• [The problem]:
Reproduce the listing below word for word, from the line containing "Localize each UI" up to and including the line containing "button-label-box[interactable]: Convert [137,319,263,352]", and leave the pictures out of your answer.

**** Input rows

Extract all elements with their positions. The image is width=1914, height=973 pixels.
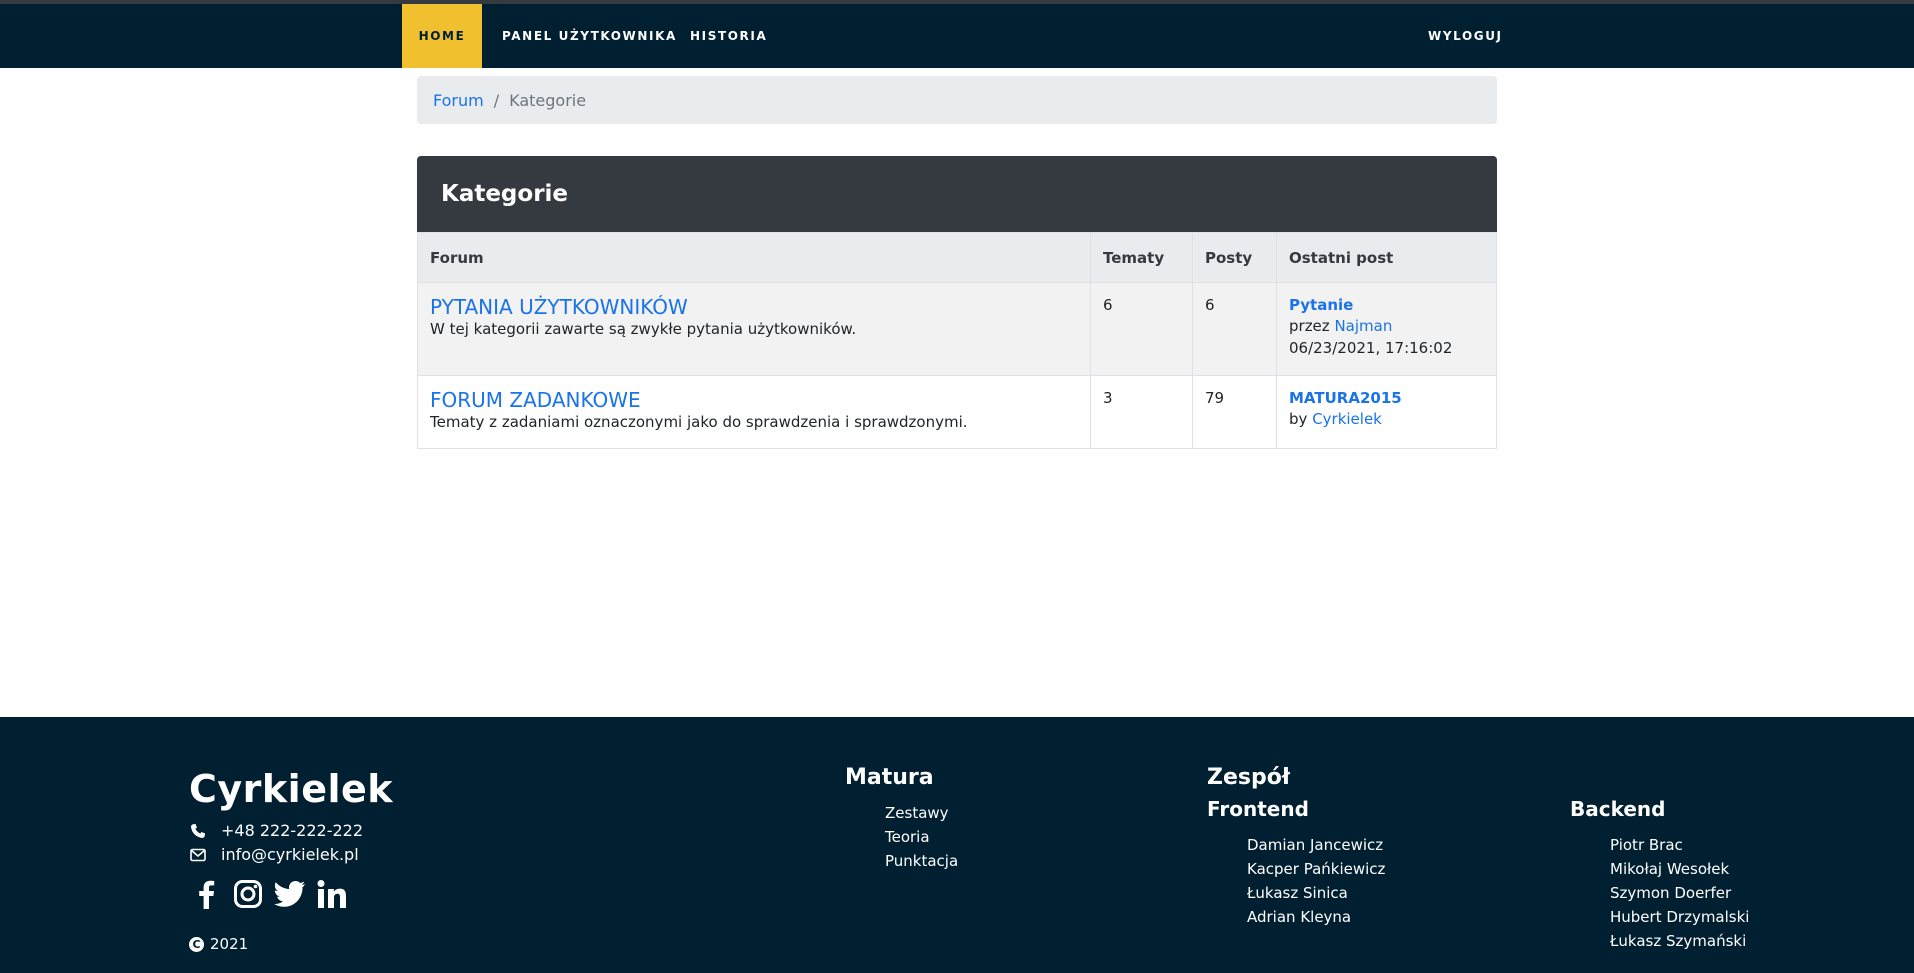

********
**** Input rows

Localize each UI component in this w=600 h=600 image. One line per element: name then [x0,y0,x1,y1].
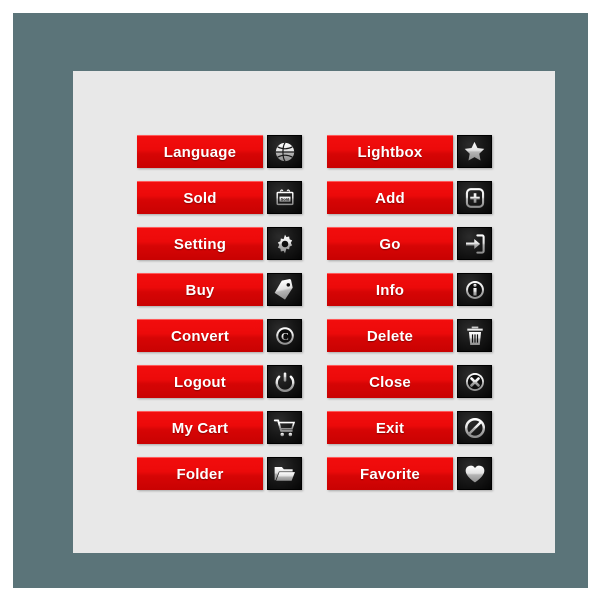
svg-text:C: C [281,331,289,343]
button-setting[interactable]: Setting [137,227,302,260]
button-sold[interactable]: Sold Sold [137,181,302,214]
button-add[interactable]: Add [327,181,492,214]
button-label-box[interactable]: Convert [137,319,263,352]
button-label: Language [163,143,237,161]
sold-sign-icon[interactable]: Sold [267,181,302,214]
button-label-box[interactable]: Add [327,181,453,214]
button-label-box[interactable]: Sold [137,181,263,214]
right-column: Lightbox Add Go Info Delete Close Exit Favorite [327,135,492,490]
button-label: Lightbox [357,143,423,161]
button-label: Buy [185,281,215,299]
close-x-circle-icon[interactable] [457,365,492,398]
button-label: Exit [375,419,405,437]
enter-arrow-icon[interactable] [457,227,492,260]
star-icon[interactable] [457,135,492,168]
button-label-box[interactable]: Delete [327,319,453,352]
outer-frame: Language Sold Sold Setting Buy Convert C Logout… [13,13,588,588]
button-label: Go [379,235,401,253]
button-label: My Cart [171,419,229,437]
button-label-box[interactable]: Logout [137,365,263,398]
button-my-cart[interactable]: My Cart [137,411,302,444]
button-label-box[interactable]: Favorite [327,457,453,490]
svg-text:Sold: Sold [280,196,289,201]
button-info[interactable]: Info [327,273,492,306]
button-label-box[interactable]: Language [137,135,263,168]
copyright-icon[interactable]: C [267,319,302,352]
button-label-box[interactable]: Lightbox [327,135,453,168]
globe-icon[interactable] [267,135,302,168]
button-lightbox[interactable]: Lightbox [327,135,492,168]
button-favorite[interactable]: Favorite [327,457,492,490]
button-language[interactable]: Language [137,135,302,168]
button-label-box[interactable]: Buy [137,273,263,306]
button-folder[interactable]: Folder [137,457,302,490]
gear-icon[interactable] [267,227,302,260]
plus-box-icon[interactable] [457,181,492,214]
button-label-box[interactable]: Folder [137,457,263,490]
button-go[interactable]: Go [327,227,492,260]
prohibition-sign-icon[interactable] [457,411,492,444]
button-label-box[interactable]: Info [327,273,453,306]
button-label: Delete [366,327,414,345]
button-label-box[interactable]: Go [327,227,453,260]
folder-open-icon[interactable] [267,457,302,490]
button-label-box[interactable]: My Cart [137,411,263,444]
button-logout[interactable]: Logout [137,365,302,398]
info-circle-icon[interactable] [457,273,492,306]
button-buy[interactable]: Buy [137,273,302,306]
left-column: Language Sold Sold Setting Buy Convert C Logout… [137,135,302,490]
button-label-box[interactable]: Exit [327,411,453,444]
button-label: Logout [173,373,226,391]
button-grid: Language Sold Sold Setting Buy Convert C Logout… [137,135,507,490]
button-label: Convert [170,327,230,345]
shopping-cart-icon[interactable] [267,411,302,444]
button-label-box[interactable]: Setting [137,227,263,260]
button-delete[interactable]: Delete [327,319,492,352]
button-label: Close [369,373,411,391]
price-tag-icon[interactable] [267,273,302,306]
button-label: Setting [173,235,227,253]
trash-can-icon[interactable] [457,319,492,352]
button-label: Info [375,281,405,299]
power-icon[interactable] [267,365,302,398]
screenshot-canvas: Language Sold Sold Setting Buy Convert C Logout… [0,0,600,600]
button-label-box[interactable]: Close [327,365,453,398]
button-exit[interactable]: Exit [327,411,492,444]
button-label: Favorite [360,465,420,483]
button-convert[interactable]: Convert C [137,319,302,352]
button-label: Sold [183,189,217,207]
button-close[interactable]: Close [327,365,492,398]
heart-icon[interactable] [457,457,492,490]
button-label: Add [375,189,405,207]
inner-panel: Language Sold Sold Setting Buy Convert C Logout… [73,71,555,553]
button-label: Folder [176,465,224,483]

********

• [Reply]:
Localize each UI component in this w=600 h=600 image. One line per element: name then [x0,y0,x1,y1].
svg-text:C: C [281,331,289,343]
button-setting[interactable]: Setting [137,227,302,260]
button-sold[interactable]: Sold Sold [137,181,302,214]
button-add[interactable]: Add [327,181,492,214]
button-label-box[interactable]: Convert [137,319,263,352]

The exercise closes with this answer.